(Data excerpts)
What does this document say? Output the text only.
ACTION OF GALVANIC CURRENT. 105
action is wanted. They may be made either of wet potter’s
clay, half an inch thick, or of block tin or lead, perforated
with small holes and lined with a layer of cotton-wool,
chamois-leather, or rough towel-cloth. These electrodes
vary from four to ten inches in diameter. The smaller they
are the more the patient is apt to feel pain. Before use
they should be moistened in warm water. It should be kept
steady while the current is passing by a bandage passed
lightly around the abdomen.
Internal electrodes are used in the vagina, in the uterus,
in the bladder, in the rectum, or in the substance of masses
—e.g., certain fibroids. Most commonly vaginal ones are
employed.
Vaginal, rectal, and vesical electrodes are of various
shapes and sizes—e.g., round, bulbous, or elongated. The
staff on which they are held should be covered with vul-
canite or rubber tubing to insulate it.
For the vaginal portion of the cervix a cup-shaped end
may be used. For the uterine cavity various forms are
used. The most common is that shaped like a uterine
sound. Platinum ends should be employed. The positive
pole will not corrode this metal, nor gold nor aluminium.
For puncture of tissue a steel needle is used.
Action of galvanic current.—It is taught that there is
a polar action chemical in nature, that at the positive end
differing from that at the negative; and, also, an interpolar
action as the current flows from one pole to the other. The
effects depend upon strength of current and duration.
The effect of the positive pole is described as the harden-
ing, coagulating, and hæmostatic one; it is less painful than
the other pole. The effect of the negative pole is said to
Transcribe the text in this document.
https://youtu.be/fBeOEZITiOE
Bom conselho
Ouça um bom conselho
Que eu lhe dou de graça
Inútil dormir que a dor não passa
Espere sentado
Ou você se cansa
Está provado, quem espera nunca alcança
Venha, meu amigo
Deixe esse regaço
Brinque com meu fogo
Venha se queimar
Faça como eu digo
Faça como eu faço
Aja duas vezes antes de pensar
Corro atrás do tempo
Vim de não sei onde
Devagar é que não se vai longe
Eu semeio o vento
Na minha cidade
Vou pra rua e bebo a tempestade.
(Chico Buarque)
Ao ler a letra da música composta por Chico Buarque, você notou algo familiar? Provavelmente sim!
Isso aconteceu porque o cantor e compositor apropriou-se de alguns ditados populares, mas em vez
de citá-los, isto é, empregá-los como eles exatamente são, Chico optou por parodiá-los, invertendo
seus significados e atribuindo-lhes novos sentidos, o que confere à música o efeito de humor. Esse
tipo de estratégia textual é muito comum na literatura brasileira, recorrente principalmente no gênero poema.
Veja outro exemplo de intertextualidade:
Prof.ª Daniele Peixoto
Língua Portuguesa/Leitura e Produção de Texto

— AIM OF THE EXERCISE —
From the first line to the last, retype the data exactly.

— REPLY TO THE TASK —
What does this document say? Output the text only.
ACTION OF GALVANIC CURRENT. 105
action is wanted. They may be made either of wet potter’s
clay, half an inch thick, or of block tin or lead, perforated
with small holes and lined with a layer of cotton-wool,
chamois-leather, or rough towel-cloth. These electrodes
vary from four to ten inches in diameter. The smaller they
are the more the patient is apt to feel pain. Before use
they should be moistened in warm water. It should be kept
steady while the current is passing by a bandage passed
lightly around the abdomen.
Internal electrodes are used in the vagina, in the uterus,
in the bladder, in the rectum, or in the substance of masses
—e.g., certain fibroids. Most commonly vaginal ones are
employed.
Vaginal, rectal, and vesical electrodes are of various
shapes and sizes—e.g., round, bulbous, or elongated. The
staff on which they are held should be covered with vul-
canite or rubber tubing to insulate it.
For the vaginal portion of the cervix a cup-shaped end
may be used. For the uterine cavity various forms are
used. The most common is that shaped like a uterine
sound. Platinum ends should be employed. The positive
pole will not corrode this metal, nor gold nor aluminium.
For puncture of tissue a steel needle is used.
Action of galvanic current.—It is taught that there is
a polar action chemical in nature, that at the positive end
differing from that at the negative; and, also, an interpolar
action as the current flows from one pole to the other. The
effects depend upon strength of current and duration.
The effect of the positive pole is described as the harden-
ing, coagulating, and hæmostatic one; it is less painful than
the other pole. The effect of the negative pole is said to
Transcribe the text in this document.
https://youtu.be/fBeOEZITiOE
Bom conselho
Ouça um bom conselho
Que eu lhe dou de graça
Inútil dormir que a dor não passa
Espere sentado
Ou você se cansa
Está provado, quem espera nunca alcança
Venha, meu amigo
Deixe esse regaço
Brinque com meu fogo
Venha se queimar
Faça como eu digo
Faça como eu faço
Aja duas vezes antes de pensar
Corro atrás do tempo
Vim de não sei onde
Devagar é que não se vai longe
Eu semeio o vento
Na minha cidade
Vou pra rua e bebo a tempestade.
(Chico Buarque)
Ao ler a letra da música composta por Chico Buarque, você notou algo familiar? Provavelmente sim!
Isso aconteceu porque o cantor e compositor apropriou-se de alguns ditados populares, mas em vez
de citá-los, isto é, empregá-los como eles exatamente são, Chico optou por parodiá-los, invertendo
seus significados e atribuindo-lhes novos sentidos, o que confere à música o efeito de humor. Esse
tipo de estratégia textual é muito comum na literatura brasileira, recorrente principalmente no gênero poema.
Veja outro exemplo de intertextualidade:
Prof.ª Daniele Peixoto
Língua Portuguesa/Leitura e Produção de Texto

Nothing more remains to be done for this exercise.